### What you are asked to do
Search the data for the word "title". Reproduce every line where it is found.

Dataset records
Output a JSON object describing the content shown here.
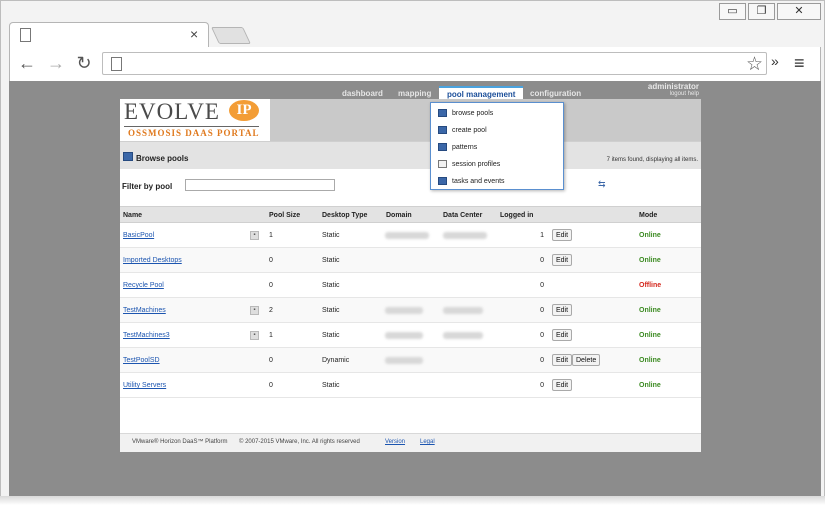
{
  "browser": {
    "minimize_glyph": "▭",
    "restore_glyph": "❐",
    "close_glyph": "✕",
    "tab_close_glyph": "×",
    "back_glyph": "←",
    "forward_glyph": "→",
    "reload_glyph": "↻",
    "star_glyph": "☆",
    "extensions_glyph": "»",
    "menu_glyph": "≡"
  },
  "header": {
    "logo_main": "EVOLVE",
    "logo_badge": "IP",
    "logo_sub": "OSSMOSIS DAAS PORTAL",
    "user_name": "administrator",
    "user_links": "logout   help"
  },
  "nav": {
    "items": [
      {
        "label": "dashboard"
      },
      {
        "label": "mapping"
      },
      {
        "label": "pool management"
      },
      {
        "label": "configuration"
      }
    ]
  },
  "dropdown": {
    "items": [
      {
        "label": "browse pools",
        "icon": "pool-icon"
      },
      {
        "label": "create pool",
        "icon": "create-pool-icon"
      },
      {
        "label": "patterns",
        "icon": "patterns-icon"
      },
      {
        "label": "session profiles",
        "icon": "session-profile-icon"
      },
      {
        "label": "tasks and events",
        "icon": "tasks-icon"
      }
    ]
  },
  "page": {
    "title": "Browse pools",
    "items_found": "7 items found, displaying all items.",
    "filter_label": "Filter by pool",
    "filter_value": "",
    "refresh_glyph": "⇆"
  },
  "table": {
    "columns": [
      "Name",
      "Pool Size",
      "Desktop Type",
      "Domain",
      "Data Center",
      "Logged in",
      "Mode"
    ],
    "rows": [
      {
        "name": "BasicPool",
        "pool_size": "1",
        "desktop_type": "Static",
        "logged_in": "1",
        "edit": "Edit",
        "delete": "",
        "mode": "Online"
      },
      {
        "name": "Imported Desktops",
        "pool_size": "0",
        "desktop_type": "Static",
        "logged_in": "0",
        "edit": "Edit",
        "delete": "",
        "mode": "Online"
      },
      {
        "name": "Recycle Pool",
        "pool_size": "0",
        "desktop_type": "Static",
        "logged_in": "0",
        "edit": "",
        "delete": "",
        "mode": "Offline"
      },
      {
        "name": "TestMachines",
        "pool_size": "2",
        "desktop_type": "Static",
        "logged_in": "0",
        "edit": "Edit",
        "delete": "",
        "mode": "Online"
      },
      {
        "name": "TestMachines3",
        "pool_size": "1",
        "desktop_type": "Static",
        "logged_in": "0",
        "edit": "Edit",
        "delete": "",
        "mode": "Online"
      },
      {
        "name": "TestPoolSD",
        "pool_size": "0",
        "desktop_type": "Dynamic",
        "logged_in": "0",
        "edit": "Edit",
        "delete": "Delete",
        "mode": "Online"
      },
      {
        "name": "Utility Servers",
        "pool_size": "0",
        "desktop_type": "Static",
        "logged_in": "0",
        "edit": "Edit",
        "delete": "",
        "mode": "Online"
      }
    ]
  },
  "footer": {
    "product": "VMware® Horizon DaaS™ Platform",
    "copyright": "© 2007-2015 VMware, Inc. All rights reserved",
    "version_link": "Version",
    "legal_link": "Legal"
  },
  "colors": {
    "link": "#1c55b0",
    "online": "#3c8b22",
    "offline": "#d4281e",
    "logo_orange": "#f39d36"
  }
}
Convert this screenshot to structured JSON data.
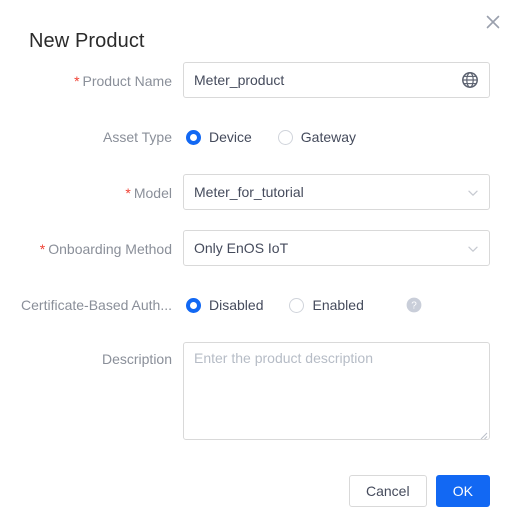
{
  "dialog": {
    "title": "New Product",
    "close_icon": "close-icon"
  },
  "form": {
    "product_name": {
      "label": "Product Name",
      "required": true,
      "value": "Meter_product",
      "placeholder": "",
      "trailing_icon": "globe-icon"
    },
    "asset_type": {
      "label": "Asset Type",
      "required": false,
      "selected": "Device",
      "options": [
        "Device",
        "Gateway"
      ]
    },
    "model": {
      "label": "Model",
      "required": true,
      "value": "Meter_for_tutorial",
      "trailing_icon": "chevron-down-icon"
    },
    "onboarding_method": {
      "label": "Onboarding Method",
      "required": true,
      "value": "Only EnOS IoT",
      "trailing_icon": "chevron-down-icon"
    },
    "certificate_auth": {
      "label": "Certificate-Based Auth...",
      "required": false,
      "selected": "Disabled",
      "options": [
        "Disabled",
        "Enabled"
      ],
      "help_icon": "question-circle-icon"
    },
    "description": {
      "label": "Description",
      "required": false,
      "value": "",
      "placeholder": "Enter the product description"
    }
  },
  "footer": {
    "cancel_label": "Cancel",
    "ok_label": "OK"
  },
  "colors": {
    "primary": "#1268f3",
    "required_star": "#f04134",
    "label_text": "#8a8f99",
    "value_text": "#454b5c",
    "border": "#d9d9d9",
    "placeholder": "#b6bcc6"
  }
}
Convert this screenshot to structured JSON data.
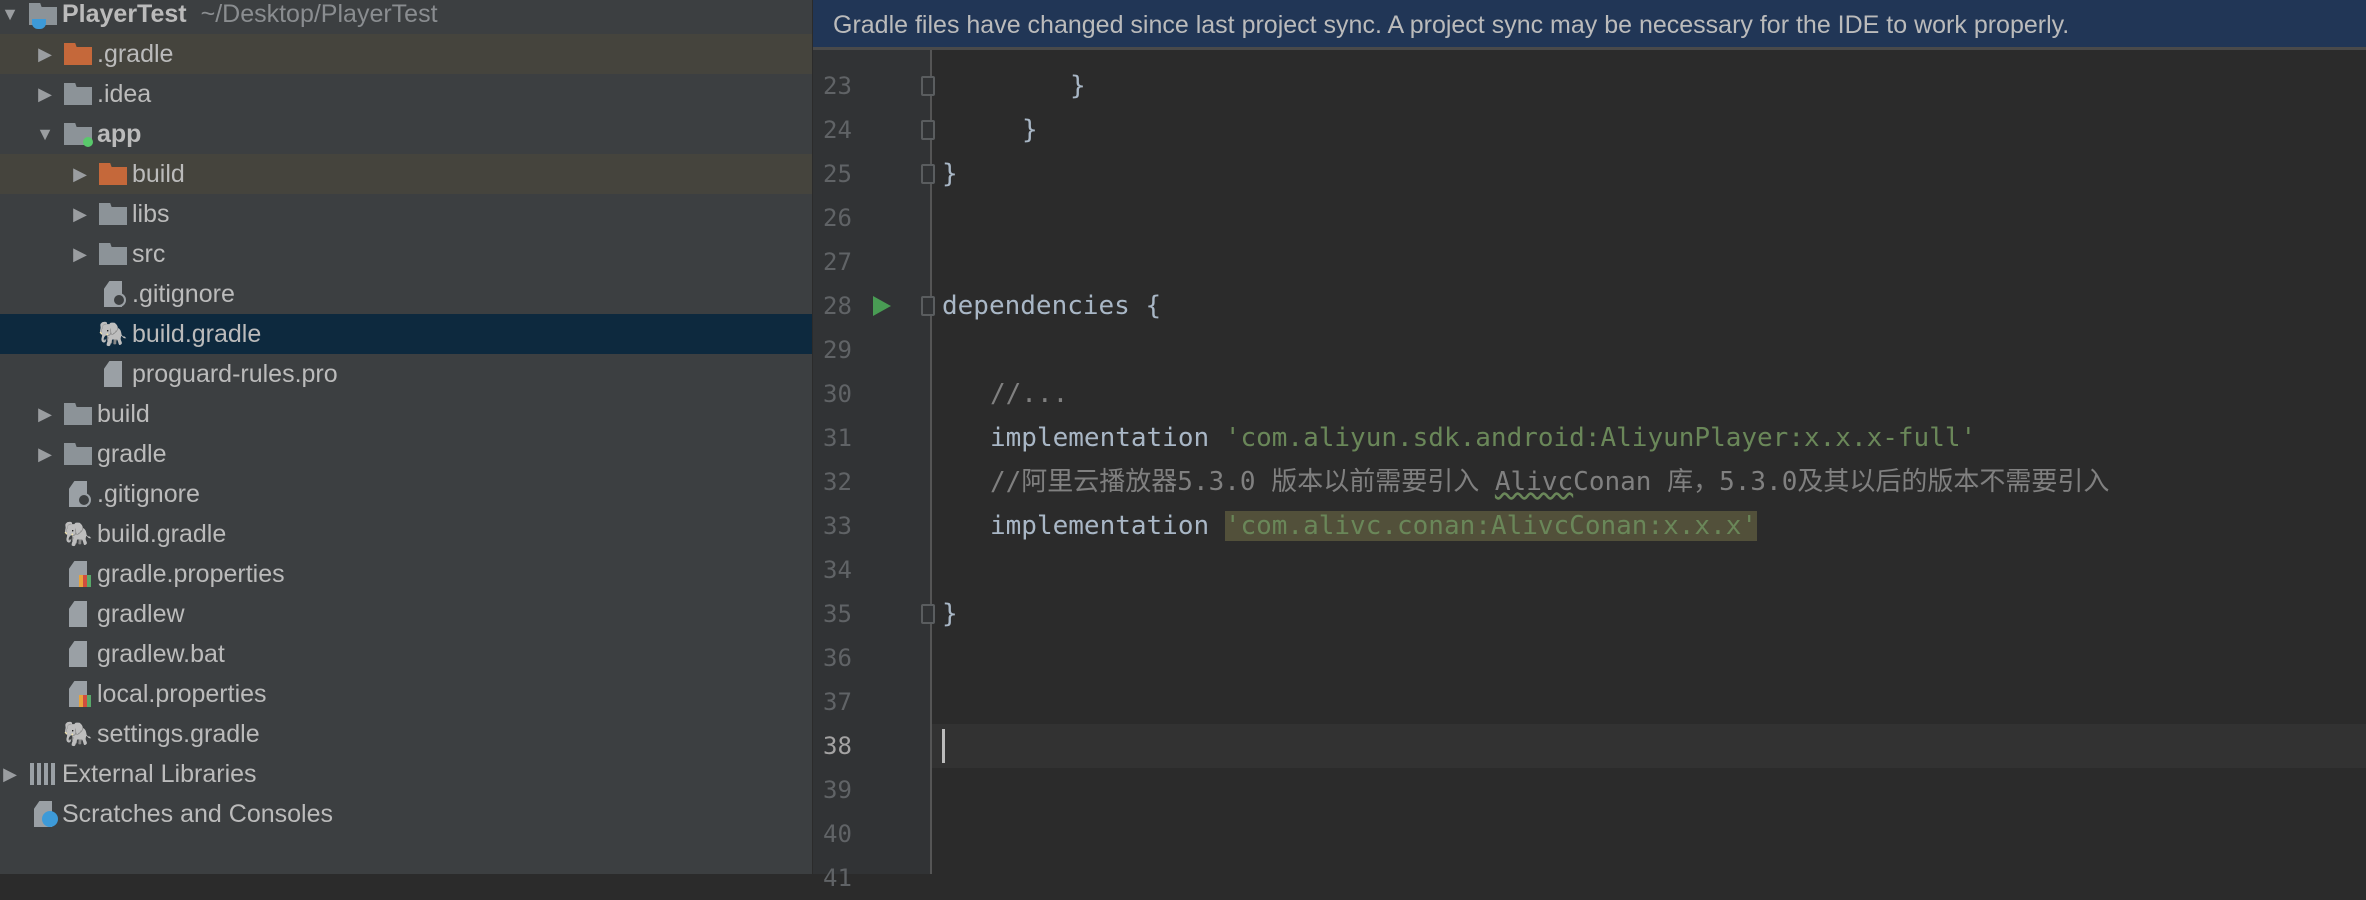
{
  "project_tree": {
    "root": {
      "name": "PlayerTest",
      "path": "~/Desktop/PlayerTest"
    },
    "items": [
      {
        "name": ".gradle",
        "type": "folder-excluded",
        "expanded": false,
        "level": 1
      },
      {
        "name": ".idea",
        "type": "folder",
        "expanded": false,
        "level": 1
      },
      {
        "name": "app",
        "type": "module",
        "expanded": true,
        "level": 1
      },
      {
        "name": "build",
        "type": "folder-excluded",
        "expanded": false,
        "level": 2
      },
      {
        "name": "libs",
        "type": "folder",
        "expanded": false,
        "level": 2
      },
      {
        "name": "src",
        "type": "folder",
        "expanded": false,
        "level": 2
      },
      {
        "name": ".gitignore",
        "type": "ignore-file",
        "level": 2
      },
      {
        "name": "build.gradle",
        "type": "gradle-file",
        "level": 2,
        "selected": true
      },
      {
        "name": "proguard-rules.pro",
        "type": "file",
        "level": 2
      },
      {
        "name": "build",
        "type": "folder",
        "expanded": false,
        "level": 1
      },
      {
        "name": "gradle",
        "type": "folder",
        "expanded": false,
        "level": 1
      },
      {
        "name": ".gitignore",
        "type": "ignore-file",
        "level": 1
      },
      {
        "name": "build.gradle",
        "type": "gradle-file",
        "level": 1
      },
      {
        "name": "gradle.properties",
        "type": "properties-file",
        "level": 1
      },
      {
        "name": "gradlew",
        "type": "file",
        "level": 1
      },
      {
        "name": "gradlew.bat",
        "type": "file",
        "level": 1
      },
      {
        "name": "local.properties",
        "type": "properties-file",
        "level": 1
      },
      {
        "name": "settings.gradle",
        "type": "gradle-file",
        "level": 1
      },
      {
        "name": "External Libraries",
        "type": "libraries",
        "expanded": false,
        "level": 0
      },
      {
        "name": "Scratches and Consoles",
        "type": "scratches",
        "level": 0
      }
    ]
  },
  "banner": {
    "text": "Gradle files have changed since last project sync. A project sync may be necessary for the IDE to work properly."
  },
  "editor": {
    "current_line": "38",
    "lines": [
      {
        "n": "23",
        "text": "}"
      },
      {
        "n": "24",
        "text": "}"
      },
      {
        "n": "25",
        "text": "}"
      },
      {
        "n": "26",
        "text": ""
      },
      {
        "n": "27",
        "text": ""
      },
      {
        "n": "28",
        "text": "dependencies {"
      },
      {
        "n": "29",
        "text": ""
      },
      {
        "n": "30",
        "text": "//..."
      },
      {
        "n": "31",
        "kw": "implementation ",
        "str": "'com.aliyun.sdk.android:AliyunPlayer:x.x.x-full'"
      },
      {
        "n": "32",
        "pre": "//阿里云播放器5.3.0 版本以前需要引入 ",
        "squig": "Alivc",
        "post": "Conan 库，5.3.0及其以后的版本不需要引入"
      },
      {
        "n": "33",
        "kw": "implementation ",
        "str": "'com.alivc.conan:AlivcConan:x.x.x'"
      },
      {
        "n": "34",
        "text": ""
      },
      {
        "n": "35",
        "text": "}"
      },
      {
        "n": "36",
        "text": ""
      },
      {
        "n": "37",
        "text": ""
      },
      {
        "n": "38",
        "text": ""
      },
      {
        "n": "39",
        "text": ""
      },
      {
        "n": "40",
        "text": ""
      },
      {
        "n": "41",
        "text": ""
      }
    ]
  },
  "colors": {
    "accent_selection": "#0d293e",
    "banner": "#213656",
    "string": "#6a8759",
    "run_icon": "#499c54",
    "excluded_folder": "#c5683a"
  }
}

### Full solution
    "title": "Browse pools",
    "title": "New Product",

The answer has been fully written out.